__WORK INSTRUCTIONS__
Repeat the records below exactly.

— start EXERCISE DATA —

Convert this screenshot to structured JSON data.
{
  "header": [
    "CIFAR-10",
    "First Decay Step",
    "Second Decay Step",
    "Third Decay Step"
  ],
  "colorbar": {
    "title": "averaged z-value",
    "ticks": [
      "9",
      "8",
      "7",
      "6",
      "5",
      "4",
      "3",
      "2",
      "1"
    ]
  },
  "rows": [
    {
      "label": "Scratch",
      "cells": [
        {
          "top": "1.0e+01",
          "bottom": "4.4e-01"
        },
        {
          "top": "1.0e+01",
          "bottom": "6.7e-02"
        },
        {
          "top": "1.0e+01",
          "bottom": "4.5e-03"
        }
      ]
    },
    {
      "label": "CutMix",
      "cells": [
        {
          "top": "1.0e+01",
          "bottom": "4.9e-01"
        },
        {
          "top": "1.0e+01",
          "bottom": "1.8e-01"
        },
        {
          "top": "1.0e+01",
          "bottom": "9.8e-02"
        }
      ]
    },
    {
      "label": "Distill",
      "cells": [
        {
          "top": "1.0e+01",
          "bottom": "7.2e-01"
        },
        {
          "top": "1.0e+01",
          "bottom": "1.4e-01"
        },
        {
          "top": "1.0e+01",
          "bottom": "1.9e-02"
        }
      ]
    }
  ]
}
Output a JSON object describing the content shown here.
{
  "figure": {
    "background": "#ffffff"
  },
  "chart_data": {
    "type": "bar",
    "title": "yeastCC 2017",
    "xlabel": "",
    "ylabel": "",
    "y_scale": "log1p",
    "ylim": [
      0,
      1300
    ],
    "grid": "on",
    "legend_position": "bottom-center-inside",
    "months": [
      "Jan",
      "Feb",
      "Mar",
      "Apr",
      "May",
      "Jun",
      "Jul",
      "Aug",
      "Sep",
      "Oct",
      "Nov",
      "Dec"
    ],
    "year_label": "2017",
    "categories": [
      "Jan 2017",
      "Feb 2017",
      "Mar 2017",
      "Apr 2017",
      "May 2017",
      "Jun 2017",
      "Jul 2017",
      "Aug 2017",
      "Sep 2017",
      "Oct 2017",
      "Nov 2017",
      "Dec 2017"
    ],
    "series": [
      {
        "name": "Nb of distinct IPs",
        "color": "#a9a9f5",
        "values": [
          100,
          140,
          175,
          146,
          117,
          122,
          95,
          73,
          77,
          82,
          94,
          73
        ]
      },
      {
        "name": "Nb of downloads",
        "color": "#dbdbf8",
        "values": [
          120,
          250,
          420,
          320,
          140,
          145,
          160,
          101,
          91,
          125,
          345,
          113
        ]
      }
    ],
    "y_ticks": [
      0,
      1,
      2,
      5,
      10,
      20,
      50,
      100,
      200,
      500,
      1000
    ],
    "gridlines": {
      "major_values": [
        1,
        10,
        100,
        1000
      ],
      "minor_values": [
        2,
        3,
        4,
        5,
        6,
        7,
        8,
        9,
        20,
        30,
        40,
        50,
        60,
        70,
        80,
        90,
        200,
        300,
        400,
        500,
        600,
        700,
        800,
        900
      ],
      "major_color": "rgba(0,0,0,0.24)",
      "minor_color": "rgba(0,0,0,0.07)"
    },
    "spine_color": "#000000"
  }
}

— end EXERCISE DATA —

__RESPONSE TO THIS EXERCISE__
Convert this screenshot to structured JSON data.
{
  "header": [
    "CIFAR-10",
    "First Decay Step",
    "Second Decay Step",
    "Third Decay Step"
  ],
  "colorbar": {
    "title": "averaged z-value",
    "ticks": [
      "9",
      "8",
      "7",
      "6",
      "5",
      "4",
      "3",
      "2",
      "1"
    ]
  },
  "rows": [
    {
      "label": "Scratch",
      "cells": [
        {
          "top": "1.0e+01",
          "bottom": "4.4e-01"
        },
        {
          "top": "1.0e+01",
          "bottom": "6.7e-02"
        },
        {
          "top": "1.0e+01",
          "bottom": "4.5e-03"
        }
      ]
    },
    {
      "label": "CutMix",
      "cells": [
        {
          "top": "1.0e+01",
          "bottom": "4.9e-01"
        },
        {
          "top": "1.0e+01",
          "bottom": "1.8e-01"
        },
        {
          "top": "1.0e+01",
          "bottom": "9.8e-02"
        }
      ]
    },
    {
      "label": "Distill",
      "cells": [
        {
          "top": "1.0e+01",
          "bottom": "7.2e-01"
        },
        {
          "top": "1.0e+01",
          "bottom": "1.4e-01"
        },
        {
          "top": "1.0e+01",
          "bottom": "1.9e-02"
        }
      ]
    }
  ]
}
Output a JSON object describing the content shown here.
{
  "figure": {
    "background": "#ffffff"
  },
  "chart_data": {
    "type": "bar",
    "title": "yeastCC 2017",
    "xlabel": "",
    "ylabel": "",
    "y_scale": "log1p",
    "ylim": [
      0,
      1300
    ],
    "grid": "on",
    "legend_position": "bottom-center-inside",
    "months": [
      "Jan",
      "Feb",
      "Mar",
      "Apr",
      "May",
      "Jun",
      "Jul",
      "Aug",
      "Sep",
      "Oct",
      "Nov",
      "Dec"
    ],
    "year_label": "2017",
    "categories": [
      "Jan 2017",
      "Feb 2017",
      "Mar 2017",
      "Apr 2017",
      "May 2017",
      "Jun 2017",
      "Jul 2017",
      "Aug 2017",
      "Sep 2017",
      "Oct 2017",
      "Nov 2017",
      "Dec 2017"
    ],
    "series": [
      {
        "name": "Nb of distinct IPs",
        "color": "#a9a9f5",
        "values": [
          100,
          140,
          175,
          146,
          117,
          122,
          95,
          73,
          77,
          82,
          94,
          73
        ]
      },
      {
        "name": "Nb of downloads",
        "color": "#dbdbf8",
        "values": [
          120,
          250,
          420,
          320,
          140,
          145,
          160,
          101,
          91,
          125,
          345,
          113
        ]
      }
    ],
    "y_ticks": [
      0,
      1,
      2,
      5,
      10,
      20,
      50,
      100,
      200,
      500,
      1000
    ],
    "gridlines": {
      "major_values": [
        1,
        10,
        100,
        1000
      ],
      "minor_values": [
        2,
        3,
        4,
        5,
        6,
        7,
        8,
        9,
        20,
        30,
        40,
        50,
        60,
        70,
        80,
        90,
        200,
        300,
        400,
        500,
        600,
        700,
        800,
        900
      ],
      "major_color": "rgba(0,0,0,0.24)",
      "minor_color": "rgba(0,0,0,0.07)"
    },
    "spine_color": "#000000"
  }
}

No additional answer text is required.